# Given problem
Gather all lines from the material that contain "control".

[Items from a dataset]
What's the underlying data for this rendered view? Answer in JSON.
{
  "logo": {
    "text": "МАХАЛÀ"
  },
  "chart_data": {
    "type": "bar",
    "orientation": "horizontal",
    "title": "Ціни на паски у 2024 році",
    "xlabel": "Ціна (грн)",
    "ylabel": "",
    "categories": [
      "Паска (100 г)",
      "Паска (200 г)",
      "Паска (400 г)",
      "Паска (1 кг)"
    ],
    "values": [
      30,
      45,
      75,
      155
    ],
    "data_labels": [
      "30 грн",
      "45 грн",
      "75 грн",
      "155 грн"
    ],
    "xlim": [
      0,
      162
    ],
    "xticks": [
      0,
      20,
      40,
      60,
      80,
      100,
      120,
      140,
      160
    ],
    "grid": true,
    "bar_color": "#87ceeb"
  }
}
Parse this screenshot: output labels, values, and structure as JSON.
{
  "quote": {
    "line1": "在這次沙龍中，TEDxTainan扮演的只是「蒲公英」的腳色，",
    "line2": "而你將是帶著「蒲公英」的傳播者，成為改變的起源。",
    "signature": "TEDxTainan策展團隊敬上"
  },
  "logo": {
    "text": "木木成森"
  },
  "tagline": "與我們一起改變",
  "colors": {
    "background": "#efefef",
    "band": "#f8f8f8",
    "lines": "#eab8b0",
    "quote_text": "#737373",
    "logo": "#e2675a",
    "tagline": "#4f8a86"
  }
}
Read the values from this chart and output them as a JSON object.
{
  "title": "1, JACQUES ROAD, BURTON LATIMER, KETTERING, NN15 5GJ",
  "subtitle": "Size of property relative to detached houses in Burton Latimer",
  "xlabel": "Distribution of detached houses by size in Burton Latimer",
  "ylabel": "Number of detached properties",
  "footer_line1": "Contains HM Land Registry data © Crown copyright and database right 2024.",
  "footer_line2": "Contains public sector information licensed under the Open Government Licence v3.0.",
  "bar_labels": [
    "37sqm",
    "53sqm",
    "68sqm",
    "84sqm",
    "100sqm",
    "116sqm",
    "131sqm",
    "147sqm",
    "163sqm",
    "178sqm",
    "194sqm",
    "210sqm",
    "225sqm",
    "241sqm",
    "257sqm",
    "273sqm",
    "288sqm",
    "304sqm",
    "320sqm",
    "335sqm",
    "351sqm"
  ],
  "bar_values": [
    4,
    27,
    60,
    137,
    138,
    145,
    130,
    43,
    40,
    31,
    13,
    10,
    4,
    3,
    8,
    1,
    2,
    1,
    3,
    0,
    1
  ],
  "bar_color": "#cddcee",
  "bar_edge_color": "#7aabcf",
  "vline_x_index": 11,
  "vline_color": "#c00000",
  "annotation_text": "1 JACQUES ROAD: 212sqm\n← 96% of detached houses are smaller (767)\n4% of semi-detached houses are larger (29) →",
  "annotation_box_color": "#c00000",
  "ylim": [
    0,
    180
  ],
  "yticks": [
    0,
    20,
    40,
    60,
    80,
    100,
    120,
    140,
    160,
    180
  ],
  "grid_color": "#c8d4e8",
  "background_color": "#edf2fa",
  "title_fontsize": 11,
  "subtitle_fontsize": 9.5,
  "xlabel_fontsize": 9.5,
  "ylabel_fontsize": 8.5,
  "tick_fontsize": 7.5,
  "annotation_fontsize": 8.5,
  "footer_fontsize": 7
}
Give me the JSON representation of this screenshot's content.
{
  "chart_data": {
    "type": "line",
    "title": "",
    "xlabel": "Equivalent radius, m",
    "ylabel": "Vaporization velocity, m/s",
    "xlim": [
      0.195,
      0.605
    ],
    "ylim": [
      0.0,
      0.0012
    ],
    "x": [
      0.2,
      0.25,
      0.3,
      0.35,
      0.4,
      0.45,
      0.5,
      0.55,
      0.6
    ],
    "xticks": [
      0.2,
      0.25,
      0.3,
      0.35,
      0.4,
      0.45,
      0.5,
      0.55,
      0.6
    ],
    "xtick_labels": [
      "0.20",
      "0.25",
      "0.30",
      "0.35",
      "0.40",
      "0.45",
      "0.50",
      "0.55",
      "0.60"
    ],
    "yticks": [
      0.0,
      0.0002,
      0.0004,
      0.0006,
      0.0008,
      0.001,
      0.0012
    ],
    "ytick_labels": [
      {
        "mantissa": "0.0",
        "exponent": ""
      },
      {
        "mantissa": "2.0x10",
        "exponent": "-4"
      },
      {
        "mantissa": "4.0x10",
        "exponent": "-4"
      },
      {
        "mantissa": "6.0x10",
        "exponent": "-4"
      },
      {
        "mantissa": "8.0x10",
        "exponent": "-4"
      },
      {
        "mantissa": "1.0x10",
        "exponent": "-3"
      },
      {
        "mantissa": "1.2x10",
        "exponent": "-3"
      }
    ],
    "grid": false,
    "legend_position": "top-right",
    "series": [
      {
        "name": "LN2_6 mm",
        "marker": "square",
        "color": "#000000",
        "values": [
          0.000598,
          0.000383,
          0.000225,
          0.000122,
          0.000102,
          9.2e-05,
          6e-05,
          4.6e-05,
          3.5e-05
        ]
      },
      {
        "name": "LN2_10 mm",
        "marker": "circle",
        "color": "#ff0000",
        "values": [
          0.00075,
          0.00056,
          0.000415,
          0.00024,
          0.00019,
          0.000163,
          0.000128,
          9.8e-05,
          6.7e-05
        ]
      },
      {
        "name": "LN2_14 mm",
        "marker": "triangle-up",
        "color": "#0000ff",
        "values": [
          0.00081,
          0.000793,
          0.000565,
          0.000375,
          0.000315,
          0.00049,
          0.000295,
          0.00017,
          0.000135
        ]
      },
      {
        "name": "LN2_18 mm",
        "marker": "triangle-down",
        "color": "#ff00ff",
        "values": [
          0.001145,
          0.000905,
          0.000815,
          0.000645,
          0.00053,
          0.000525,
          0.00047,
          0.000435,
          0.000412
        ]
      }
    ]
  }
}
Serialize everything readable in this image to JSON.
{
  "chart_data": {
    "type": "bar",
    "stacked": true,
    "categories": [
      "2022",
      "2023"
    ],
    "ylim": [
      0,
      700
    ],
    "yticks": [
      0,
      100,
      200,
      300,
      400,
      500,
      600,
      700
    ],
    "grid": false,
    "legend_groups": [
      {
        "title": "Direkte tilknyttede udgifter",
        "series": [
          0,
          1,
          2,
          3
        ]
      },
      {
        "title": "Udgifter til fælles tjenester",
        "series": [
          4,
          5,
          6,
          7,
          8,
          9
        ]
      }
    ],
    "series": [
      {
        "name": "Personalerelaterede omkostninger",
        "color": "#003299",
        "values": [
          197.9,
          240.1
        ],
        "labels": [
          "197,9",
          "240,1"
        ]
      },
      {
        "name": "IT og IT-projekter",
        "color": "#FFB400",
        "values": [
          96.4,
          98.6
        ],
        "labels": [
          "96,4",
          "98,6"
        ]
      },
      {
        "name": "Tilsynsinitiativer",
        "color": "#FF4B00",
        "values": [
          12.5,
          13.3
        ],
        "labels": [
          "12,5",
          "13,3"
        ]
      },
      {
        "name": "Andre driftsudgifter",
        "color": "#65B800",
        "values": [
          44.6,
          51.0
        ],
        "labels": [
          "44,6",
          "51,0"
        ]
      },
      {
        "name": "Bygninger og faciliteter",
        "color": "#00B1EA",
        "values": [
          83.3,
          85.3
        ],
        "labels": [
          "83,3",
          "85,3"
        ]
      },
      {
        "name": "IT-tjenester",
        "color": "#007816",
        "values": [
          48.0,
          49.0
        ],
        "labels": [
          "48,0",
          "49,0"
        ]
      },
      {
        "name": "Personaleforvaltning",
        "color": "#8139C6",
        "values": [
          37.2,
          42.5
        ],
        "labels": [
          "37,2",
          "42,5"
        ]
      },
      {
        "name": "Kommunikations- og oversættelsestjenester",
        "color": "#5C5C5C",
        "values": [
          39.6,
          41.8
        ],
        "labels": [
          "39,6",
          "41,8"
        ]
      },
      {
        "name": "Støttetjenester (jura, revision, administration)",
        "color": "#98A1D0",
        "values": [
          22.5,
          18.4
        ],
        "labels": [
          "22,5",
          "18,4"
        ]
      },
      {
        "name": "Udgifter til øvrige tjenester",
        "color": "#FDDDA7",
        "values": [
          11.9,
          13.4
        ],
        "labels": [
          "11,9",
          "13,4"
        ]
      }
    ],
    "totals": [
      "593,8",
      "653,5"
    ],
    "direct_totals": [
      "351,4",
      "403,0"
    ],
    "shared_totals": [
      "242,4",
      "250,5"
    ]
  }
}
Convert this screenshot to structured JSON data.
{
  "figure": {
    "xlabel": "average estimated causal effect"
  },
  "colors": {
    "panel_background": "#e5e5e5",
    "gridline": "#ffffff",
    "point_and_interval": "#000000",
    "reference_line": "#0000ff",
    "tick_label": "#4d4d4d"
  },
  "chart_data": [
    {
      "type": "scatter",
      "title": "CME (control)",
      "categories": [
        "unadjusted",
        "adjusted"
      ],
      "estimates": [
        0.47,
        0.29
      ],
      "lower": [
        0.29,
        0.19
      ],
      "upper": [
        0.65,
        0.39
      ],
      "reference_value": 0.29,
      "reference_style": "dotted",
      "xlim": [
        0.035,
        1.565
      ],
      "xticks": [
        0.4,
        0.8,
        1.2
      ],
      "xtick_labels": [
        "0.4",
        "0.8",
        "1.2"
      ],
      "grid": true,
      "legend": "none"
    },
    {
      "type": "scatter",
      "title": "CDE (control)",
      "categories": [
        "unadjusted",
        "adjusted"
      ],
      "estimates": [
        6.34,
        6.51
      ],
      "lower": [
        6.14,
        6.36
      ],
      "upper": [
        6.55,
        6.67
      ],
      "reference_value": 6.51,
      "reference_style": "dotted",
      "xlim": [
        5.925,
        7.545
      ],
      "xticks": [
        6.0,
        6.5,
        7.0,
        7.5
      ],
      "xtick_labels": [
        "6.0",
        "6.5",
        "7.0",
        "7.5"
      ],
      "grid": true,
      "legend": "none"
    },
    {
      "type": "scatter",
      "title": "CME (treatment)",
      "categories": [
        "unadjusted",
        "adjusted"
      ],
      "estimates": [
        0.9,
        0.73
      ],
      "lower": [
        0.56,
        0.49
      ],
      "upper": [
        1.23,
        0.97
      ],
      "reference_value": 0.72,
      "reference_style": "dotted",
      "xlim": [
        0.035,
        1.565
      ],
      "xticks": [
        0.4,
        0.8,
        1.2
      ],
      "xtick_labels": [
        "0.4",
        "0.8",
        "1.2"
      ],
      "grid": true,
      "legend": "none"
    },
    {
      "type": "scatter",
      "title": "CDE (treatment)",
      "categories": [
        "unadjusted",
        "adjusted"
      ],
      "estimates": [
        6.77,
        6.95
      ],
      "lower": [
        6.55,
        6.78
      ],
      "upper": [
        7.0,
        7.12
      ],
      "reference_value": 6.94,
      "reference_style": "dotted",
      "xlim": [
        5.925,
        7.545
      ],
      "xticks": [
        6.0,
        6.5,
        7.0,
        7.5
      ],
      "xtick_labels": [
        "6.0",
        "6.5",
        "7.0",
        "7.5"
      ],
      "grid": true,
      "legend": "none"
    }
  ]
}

# Solution
      "title": "CME (control)",
      "title": "CDE (control)",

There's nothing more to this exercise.